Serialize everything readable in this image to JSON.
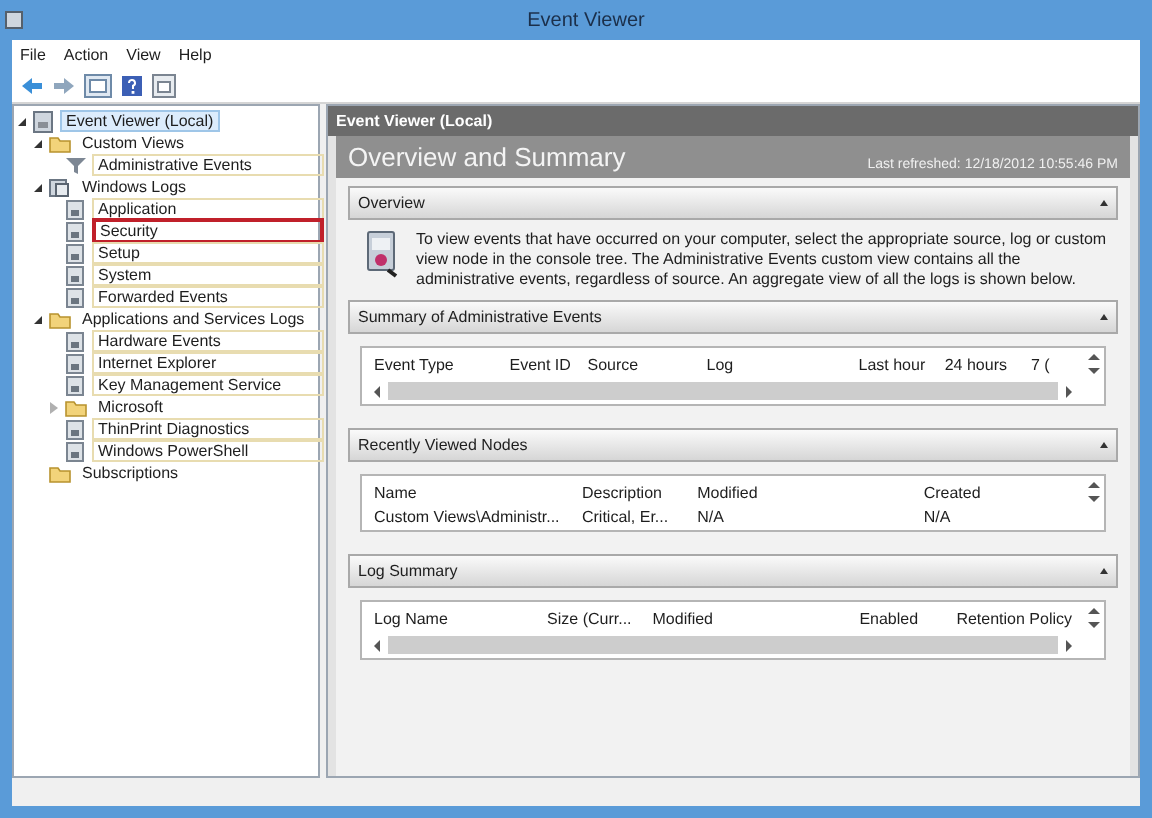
{
  "window": {
    "title": "Event Viewer"
  },
  "menu": [
    "File",
    "Action",
    "View",
    "Help"
  ],
  "tree": [
    {
      "label": "Event Viewer (Local)",
      "kind": "viewer",
      "selected": true,
      "marked": false,
      "expanded": true,
      "children": [
        {
          "label": "Custom Views",
          "kind": "folder",
          "selected": false,
          "marked": false,
          "expanded": true,
          "children": [
            {
              "label": "Administrative Events",
              "kind": "filter",
              "selected": false,
              "marked": false
            }
          ]
        },
        {
          "label": "Windows Logs",
          "kind": "logs",
          "selected": false,
          "marked": false,
          "expanded": true,
          "children": [
            {
              "label": "Application",
              "kind": "log",
              "selected": false,
              "marked": false
            },
            {
              "label": "Security",
              "kind": "log",
              "selected": false,
              "marked": true
            },
            {
              "label": "Setup",
              "kind": "log",
              "selected": false,
              "marked": false
            },
            {
              "label": "System",
              "kind": "log",
              "selected": false,
              "marked": false
            },
            {
              "label": "Forwarded Events",
              "kind": "log",
              "selected": false,
              "marked": false
            }
          ]
        },
        {
          "label": "Applications and Services Logs",
          "kind": "folder",
          "selected": false,
          "marked": false,
          "expanded": true,
          "children": [
            {
              "label": "Hardware Events",
              "kind": "log",
              "selected": false,
              "marked": false
            },
            {
              "label": "Internet Explorer",
              "kind": "log",
              "selected": false,
              "marked": false
            },
            {
              "label": "Key Management Service",
              "kind": "log",
              "selected": false,
              "marked": false
            },
            {
              "label": "Microsoft",
              "kind": "folder",
              "selected": false,
              "marked": false,
              "expanded": false
            },
            {
              "label": "ThinPrint Diagnostics",
              "kind": "log",
              "selected": false,
              "marked": false
            },
            {
              "label": "Windows PowerShell",
              "kind": "log",
              "selected": false,
              "marked": false
            }
          ]
        },
        {
          "label": "Subscriptions",
          "kind": "folder",
          "selected": false,
          "marked": false
        }
      ]
    }
  ],
  "pane": {
    "header": "Event Viewer (Local)",
    "title": "Overview and Summary",
    "refreshed": "Last refreshed: 12/18/2012 10:55:46 PM",
    "sections": [
      {
        "kind": "text",
        "title": "Overview",
        "expanded": true,
        "text": "To view events that have occurred on your computer, select the appropriate source, log or custom view node in the console tree. The Administrative Events custom view contains all the administrative events, regardless of source. An aggregate view of all the logs is shown below."
      },
      {
        "kind": "scroll-table",
        "title": "Summary of Administrative Events",
        "expanded": true,
        "columns": [
          "Event Type",
          "Event ID",
          "Source",
          "Log",
          "Last hour",
          "24 hours",
          "7 ("
        ]
      },
      {
        "kind": "table",
        "title": "Recently Viewed Nodes",
        "expanded": true,
        "columns": [
          "Name",
          "Description",
          "Modified",
          "Created"
        ],
        "rows": [
          [
            "Custom Views\\Administr...",
            "Critical, Er...",
            "N/A",
            "N/A"
          ]
        ]
      },
      {
        "kind": "scroll-table",
        "title": "Log Summary",
        "expanded": true,
        "columns": [
          "Log Name",
          "Size (Curr...",
          "Modified",
          "Enabled",
          "Retention Policy"
        ]
      }
    ]
  }
}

────

Your instructions
Reproduce all of the material exactly, apart from the pictures.

Written answer
Serialize everything readable in this image to JSON.
{
  "window": {
    "title": "Event Viewer"
  },
  "menu": [
    "File",
    "Action",
    "View",
    "Help"
  ],
  "tree": [
    {
      "label": "Event Viewer (Local)",
      "kind": "viewer",
      "selected": true,
      "marked": false,
      "expanded": true,
      "children": [
        {
          "label": "Custom Views",
          "kind": "folder",
          "selected": false,
          "marked": false,
          "expanded": true,
          "children": [
            {
              "label": "Administrative Events",
              "kind": "filter",
              "selected": false,
              "marked": false
            }
          ]
        },
        {
          "label": "Windows Logs",
          "kind": "logs",
          "selected": false,
          "marked": false,
          "expanded": true,
          "children": [
            {
              "label": "Application",
              "kind": "log",
              "selected": false,
              "marked": false
            },
            {
              "label": "Security",
              "kind": "log",
              "selected": false,
              "marked": true
            },
            {
              "label": "Setup",
              "kind": "log",
              "selected": false,
              "marked": false
            },
            {
              "label": "System",
              "kind": "log",
              "selected": false,
              "marked": false
            },
            {
              "label": "Forwarded Events",
              "kind": "log",
              "selected": false,
              "marked": false
            }
          ]
        },
        {
          "label": "Applications and Services Logs",
          "kind": "folder",
          "selected": false,
          "marked": false,
          "expanded": true,
          "children": [
            {
              "label": "Hardware Events",
              "kind": "log",
              "selected": false,
              "marked": false
            },
            {
              "label": "Internet Explorer",
              "kind": "log",
              "selected": false,
              "marked": false
            },
            {
              "label": "Key Management Service",
              "kind": "log",
              "selected": false,
              "marked": false
            },
            {
              "label": "Microsoft",
              "kind": "folder",
              "selected": false,
              "marked": false,
              "expanded": false
            },
            {
              "label": "ThinPrint Diagnostics",
              "kind": "log",
              "selected": false,
              "marked": false
            },
            {
              "label": "Windows PowerShell",
              "kind": "log",
              "selected": false,
              "marked": false
            }
          ]
        },
        {
          "label": "Subscriptions",
          "kind": "folder",
          "selected": false,
          "marked": false
        }
      ]
    }
  ],
  "pane": {
    "header": "Event Viewer (Local)",
    "title": "Overview and Summary",
    "refreshed": "Last refreshed: 12/18/2012 10:55:46 PM",
    "sections": [
      {
        "kind": "text",
        "title": "Overview",
        "expanded": true,
        "text": "To view events that have occurred on your computer, select the appropriate source, log or custom view node in the console tree. The Administrative Events custom view contains all the administrative events, regardless of source. An aggregate view of all the logs is shown below."
      },
      {
        "kind": "scroll-table",
        "title": "Summary of Administrative Events",
        "expanded": true,
        "columns": [
          "Event Type",
          "Event ID",
          "Source",
          "Log",
          "Last hour",
          "24 hours",
          "7 ("
        ]
      },
      {
        "kind": "table",
        "title": "Recently Viewed Nodes",
        "expanded": true,
        "columns": [
          "Name",
          "Description",
          "Modified",
          "Created"
        ],
        "rows": [
          [
            "Custom Views\\Administr...",
            "Critical, Er...",
            "N/A",
            "N/A"
          ]
        ]
      },
      {
        "kind": "scroll-table",
        "title": "Log Summary",
        "expanded": true,
        "columns": [
          "Log Name",
          "Size (Curr...",
          "Modified",
          "Enabled",
          "Retention Policy"
        ]
      }
    ]
  }
}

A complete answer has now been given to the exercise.